What to work on: Your task is to count the lines of the entries below that include the word "QBank" and to give only the resulting number.

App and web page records
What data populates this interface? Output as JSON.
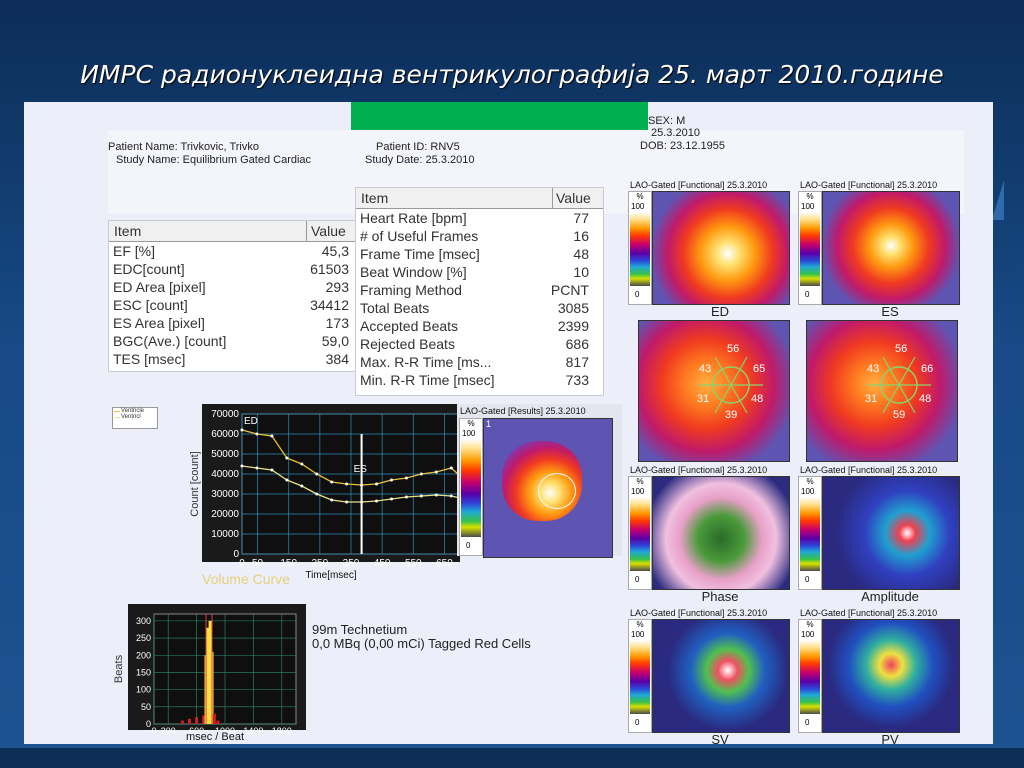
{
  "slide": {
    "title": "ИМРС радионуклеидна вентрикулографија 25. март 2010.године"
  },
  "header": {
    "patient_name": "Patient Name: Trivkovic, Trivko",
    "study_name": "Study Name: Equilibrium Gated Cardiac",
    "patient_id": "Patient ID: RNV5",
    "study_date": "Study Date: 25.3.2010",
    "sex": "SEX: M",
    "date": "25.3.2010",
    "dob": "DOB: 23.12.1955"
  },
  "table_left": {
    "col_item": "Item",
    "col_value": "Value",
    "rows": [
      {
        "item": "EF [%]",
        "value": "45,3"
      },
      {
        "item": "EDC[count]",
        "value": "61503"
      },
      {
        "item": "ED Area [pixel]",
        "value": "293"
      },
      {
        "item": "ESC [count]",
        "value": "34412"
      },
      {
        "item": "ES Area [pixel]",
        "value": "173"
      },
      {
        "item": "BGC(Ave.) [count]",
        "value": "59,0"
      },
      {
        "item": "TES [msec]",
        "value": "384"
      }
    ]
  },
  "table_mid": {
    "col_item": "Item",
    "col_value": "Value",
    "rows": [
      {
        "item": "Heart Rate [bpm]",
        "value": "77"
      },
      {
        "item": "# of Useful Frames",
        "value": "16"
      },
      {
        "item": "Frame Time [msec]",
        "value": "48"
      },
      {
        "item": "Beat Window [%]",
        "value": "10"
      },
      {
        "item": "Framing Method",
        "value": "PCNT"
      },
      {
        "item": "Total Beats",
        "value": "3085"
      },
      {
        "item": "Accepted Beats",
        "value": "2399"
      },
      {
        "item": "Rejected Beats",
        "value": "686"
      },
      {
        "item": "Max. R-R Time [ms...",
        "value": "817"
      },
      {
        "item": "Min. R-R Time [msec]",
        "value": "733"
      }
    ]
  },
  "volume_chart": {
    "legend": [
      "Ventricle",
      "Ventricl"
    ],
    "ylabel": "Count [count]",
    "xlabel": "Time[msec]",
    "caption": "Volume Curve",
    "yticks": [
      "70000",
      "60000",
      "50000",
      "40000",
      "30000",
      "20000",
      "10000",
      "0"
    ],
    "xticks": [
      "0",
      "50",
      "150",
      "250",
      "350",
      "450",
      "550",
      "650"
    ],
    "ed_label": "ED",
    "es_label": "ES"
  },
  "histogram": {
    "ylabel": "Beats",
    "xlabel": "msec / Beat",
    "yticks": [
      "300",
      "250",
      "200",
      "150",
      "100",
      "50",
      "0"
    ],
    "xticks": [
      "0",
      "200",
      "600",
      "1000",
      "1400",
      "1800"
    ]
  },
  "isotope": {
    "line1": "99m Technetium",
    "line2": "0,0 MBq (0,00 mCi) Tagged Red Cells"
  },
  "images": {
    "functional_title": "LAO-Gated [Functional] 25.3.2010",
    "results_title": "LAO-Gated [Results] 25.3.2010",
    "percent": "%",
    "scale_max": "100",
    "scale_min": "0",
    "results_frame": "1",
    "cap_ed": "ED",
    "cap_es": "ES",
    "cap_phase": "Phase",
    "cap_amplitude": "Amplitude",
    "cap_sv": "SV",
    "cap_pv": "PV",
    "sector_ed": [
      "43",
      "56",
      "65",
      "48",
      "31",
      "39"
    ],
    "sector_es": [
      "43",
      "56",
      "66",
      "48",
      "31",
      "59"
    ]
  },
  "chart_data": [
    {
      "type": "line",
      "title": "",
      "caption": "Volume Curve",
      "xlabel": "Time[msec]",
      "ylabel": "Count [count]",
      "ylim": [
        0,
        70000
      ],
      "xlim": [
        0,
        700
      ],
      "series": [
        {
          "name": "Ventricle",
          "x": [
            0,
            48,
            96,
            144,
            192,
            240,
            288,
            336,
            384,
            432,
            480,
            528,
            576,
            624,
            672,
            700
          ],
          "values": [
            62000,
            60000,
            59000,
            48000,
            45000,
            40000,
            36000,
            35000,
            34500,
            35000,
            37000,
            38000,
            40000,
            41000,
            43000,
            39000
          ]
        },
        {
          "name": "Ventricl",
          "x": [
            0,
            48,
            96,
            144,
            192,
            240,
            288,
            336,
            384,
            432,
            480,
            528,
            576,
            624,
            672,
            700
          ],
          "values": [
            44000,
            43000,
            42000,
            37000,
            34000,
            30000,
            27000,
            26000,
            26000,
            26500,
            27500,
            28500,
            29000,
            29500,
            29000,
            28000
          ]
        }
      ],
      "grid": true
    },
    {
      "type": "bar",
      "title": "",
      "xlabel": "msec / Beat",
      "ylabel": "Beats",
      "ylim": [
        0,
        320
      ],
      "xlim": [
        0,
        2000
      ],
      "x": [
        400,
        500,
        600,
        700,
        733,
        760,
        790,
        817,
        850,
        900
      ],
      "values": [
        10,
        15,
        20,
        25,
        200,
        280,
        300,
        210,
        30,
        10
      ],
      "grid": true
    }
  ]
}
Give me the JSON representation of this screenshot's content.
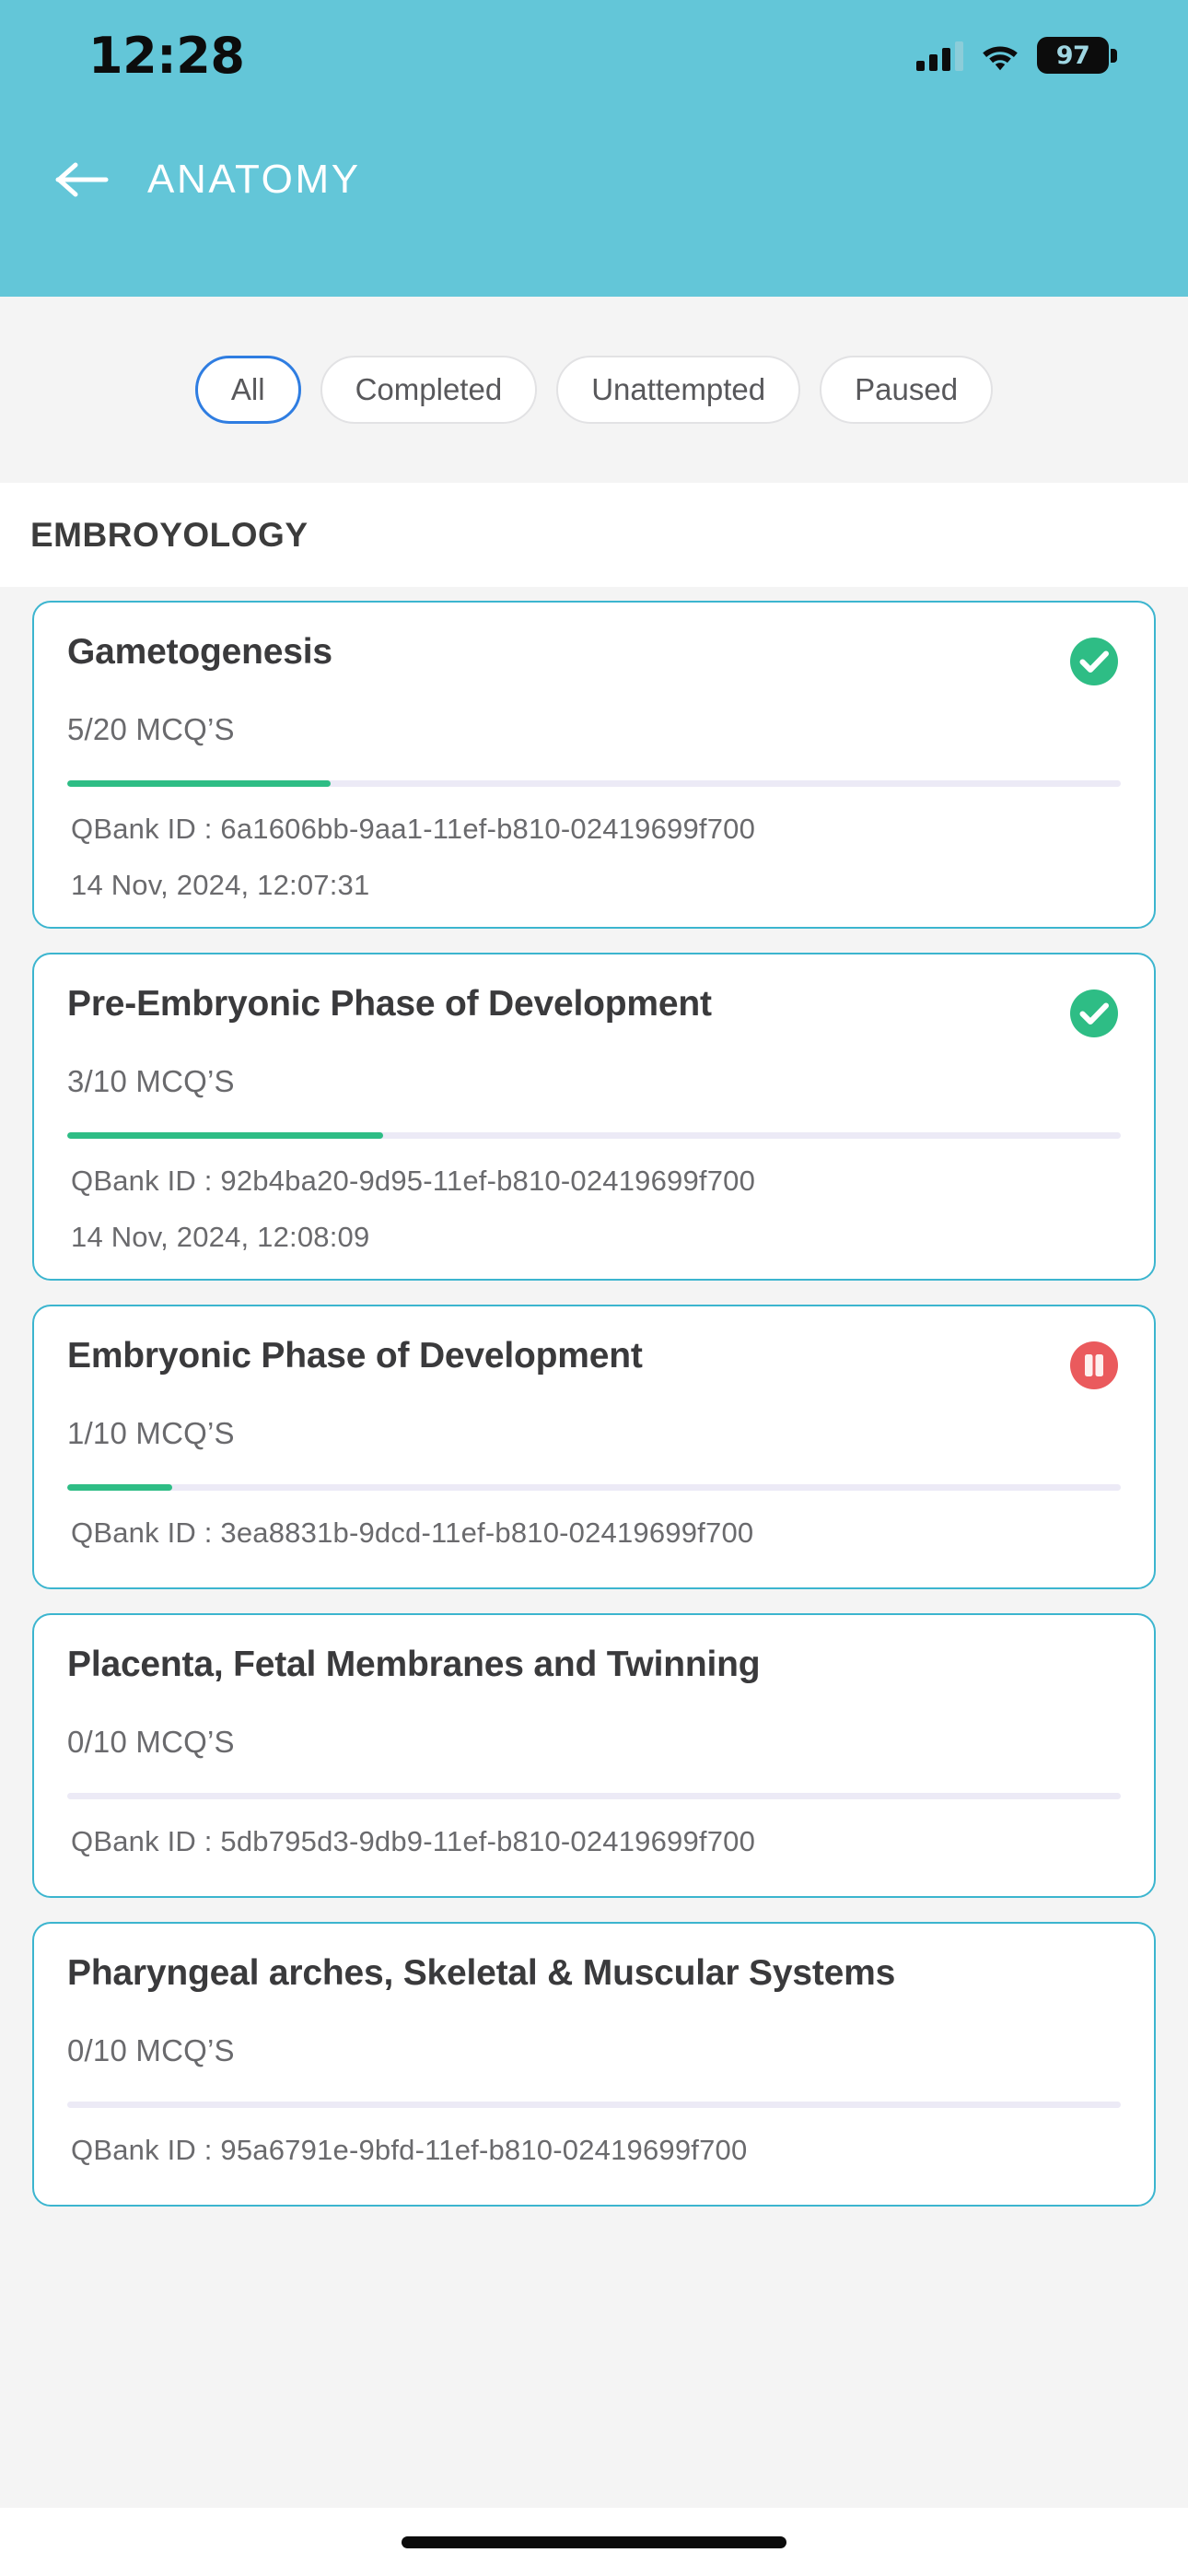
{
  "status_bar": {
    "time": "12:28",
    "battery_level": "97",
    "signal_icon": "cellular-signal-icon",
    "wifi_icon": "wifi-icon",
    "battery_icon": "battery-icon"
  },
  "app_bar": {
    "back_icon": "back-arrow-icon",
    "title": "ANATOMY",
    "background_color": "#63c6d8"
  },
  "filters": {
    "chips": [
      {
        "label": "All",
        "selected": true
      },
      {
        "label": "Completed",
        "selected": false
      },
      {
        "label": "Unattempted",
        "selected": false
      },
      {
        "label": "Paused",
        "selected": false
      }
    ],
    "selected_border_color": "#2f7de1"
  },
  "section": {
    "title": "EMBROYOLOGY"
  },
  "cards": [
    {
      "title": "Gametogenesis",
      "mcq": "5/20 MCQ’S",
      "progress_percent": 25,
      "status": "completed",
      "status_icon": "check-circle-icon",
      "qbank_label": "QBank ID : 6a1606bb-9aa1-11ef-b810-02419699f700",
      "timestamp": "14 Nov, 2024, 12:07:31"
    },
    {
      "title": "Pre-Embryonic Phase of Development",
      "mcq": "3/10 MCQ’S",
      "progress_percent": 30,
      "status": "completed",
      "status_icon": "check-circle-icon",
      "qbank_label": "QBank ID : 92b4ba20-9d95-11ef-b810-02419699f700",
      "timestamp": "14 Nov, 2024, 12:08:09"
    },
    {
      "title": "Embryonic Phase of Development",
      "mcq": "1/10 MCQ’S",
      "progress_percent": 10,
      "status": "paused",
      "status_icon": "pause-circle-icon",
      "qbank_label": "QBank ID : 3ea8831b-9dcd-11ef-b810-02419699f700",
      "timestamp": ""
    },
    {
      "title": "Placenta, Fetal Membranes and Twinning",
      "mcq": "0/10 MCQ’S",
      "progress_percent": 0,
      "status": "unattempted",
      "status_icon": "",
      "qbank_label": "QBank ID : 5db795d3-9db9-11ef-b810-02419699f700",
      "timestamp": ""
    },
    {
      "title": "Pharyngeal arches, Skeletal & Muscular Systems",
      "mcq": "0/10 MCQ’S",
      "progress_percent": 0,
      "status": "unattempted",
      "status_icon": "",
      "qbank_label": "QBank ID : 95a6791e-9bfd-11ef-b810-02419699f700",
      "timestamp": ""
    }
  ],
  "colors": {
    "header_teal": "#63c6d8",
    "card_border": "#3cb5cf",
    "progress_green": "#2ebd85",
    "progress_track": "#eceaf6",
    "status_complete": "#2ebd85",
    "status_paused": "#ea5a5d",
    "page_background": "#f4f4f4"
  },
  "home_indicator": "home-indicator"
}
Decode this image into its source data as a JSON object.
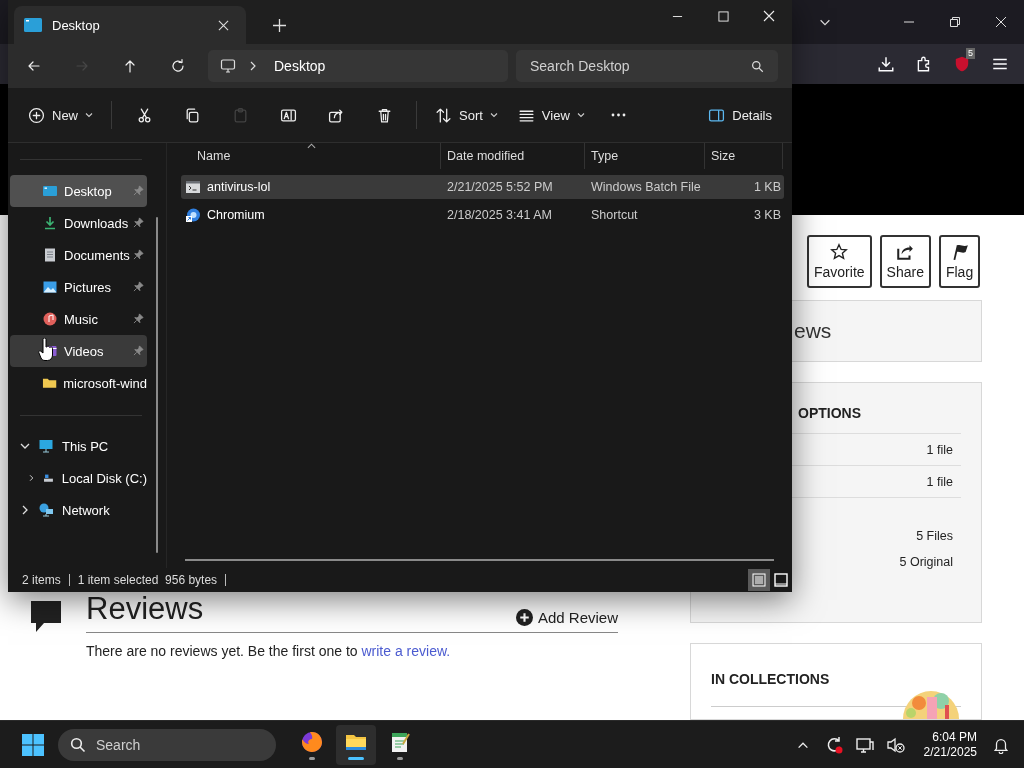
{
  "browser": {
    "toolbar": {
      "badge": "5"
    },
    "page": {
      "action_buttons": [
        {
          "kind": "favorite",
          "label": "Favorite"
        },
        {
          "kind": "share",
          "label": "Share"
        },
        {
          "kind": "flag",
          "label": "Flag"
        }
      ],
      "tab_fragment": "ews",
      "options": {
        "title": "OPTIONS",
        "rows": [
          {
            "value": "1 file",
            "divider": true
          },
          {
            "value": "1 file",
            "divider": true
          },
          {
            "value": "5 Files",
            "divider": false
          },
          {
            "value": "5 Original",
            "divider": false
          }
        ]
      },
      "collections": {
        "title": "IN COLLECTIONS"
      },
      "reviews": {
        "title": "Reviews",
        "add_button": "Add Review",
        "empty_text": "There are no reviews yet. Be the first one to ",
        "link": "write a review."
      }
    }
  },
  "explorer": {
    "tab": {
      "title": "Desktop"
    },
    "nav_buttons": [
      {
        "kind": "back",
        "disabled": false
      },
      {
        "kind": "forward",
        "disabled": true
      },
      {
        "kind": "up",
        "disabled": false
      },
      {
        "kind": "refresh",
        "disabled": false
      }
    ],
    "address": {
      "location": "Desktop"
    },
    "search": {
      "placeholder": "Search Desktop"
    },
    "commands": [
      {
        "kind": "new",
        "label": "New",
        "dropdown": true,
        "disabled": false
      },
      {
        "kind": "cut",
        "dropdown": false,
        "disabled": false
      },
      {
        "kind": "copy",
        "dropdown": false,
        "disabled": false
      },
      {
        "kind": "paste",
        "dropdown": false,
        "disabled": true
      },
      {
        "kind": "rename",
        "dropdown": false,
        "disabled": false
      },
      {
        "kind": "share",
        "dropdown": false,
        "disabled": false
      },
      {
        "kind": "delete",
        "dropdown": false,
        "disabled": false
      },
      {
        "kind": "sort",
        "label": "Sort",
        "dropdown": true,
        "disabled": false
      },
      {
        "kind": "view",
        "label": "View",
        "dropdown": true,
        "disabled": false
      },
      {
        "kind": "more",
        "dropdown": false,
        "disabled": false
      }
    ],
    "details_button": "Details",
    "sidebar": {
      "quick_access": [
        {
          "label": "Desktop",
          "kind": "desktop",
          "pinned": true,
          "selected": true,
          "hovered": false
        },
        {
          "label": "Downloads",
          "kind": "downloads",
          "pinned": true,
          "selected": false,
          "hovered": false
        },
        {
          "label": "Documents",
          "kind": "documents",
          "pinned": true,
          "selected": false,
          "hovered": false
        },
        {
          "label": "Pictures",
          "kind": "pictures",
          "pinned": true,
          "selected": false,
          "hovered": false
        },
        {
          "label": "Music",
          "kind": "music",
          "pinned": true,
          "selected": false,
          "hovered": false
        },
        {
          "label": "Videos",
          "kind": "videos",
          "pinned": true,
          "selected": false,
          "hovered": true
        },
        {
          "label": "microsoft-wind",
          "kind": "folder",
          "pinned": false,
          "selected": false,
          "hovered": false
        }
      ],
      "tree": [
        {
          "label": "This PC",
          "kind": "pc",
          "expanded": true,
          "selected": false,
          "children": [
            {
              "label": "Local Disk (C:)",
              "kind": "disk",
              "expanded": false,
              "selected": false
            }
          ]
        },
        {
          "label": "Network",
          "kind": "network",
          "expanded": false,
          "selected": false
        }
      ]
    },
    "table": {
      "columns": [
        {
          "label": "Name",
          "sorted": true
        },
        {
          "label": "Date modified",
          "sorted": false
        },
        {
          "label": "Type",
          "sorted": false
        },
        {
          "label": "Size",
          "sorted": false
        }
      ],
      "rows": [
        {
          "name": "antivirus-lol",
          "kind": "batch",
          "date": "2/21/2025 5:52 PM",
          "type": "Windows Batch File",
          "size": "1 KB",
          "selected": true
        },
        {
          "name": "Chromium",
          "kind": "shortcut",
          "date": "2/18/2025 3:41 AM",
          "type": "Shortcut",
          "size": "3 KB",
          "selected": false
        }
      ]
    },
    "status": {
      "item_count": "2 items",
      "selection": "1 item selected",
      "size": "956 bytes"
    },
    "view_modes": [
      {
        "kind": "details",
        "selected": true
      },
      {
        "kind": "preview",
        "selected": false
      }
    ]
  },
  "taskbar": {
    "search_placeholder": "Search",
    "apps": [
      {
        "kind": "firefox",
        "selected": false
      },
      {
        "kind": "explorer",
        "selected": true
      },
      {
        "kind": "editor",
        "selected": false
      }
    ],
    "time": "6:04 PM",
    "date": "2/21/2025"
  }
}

Answer box: 5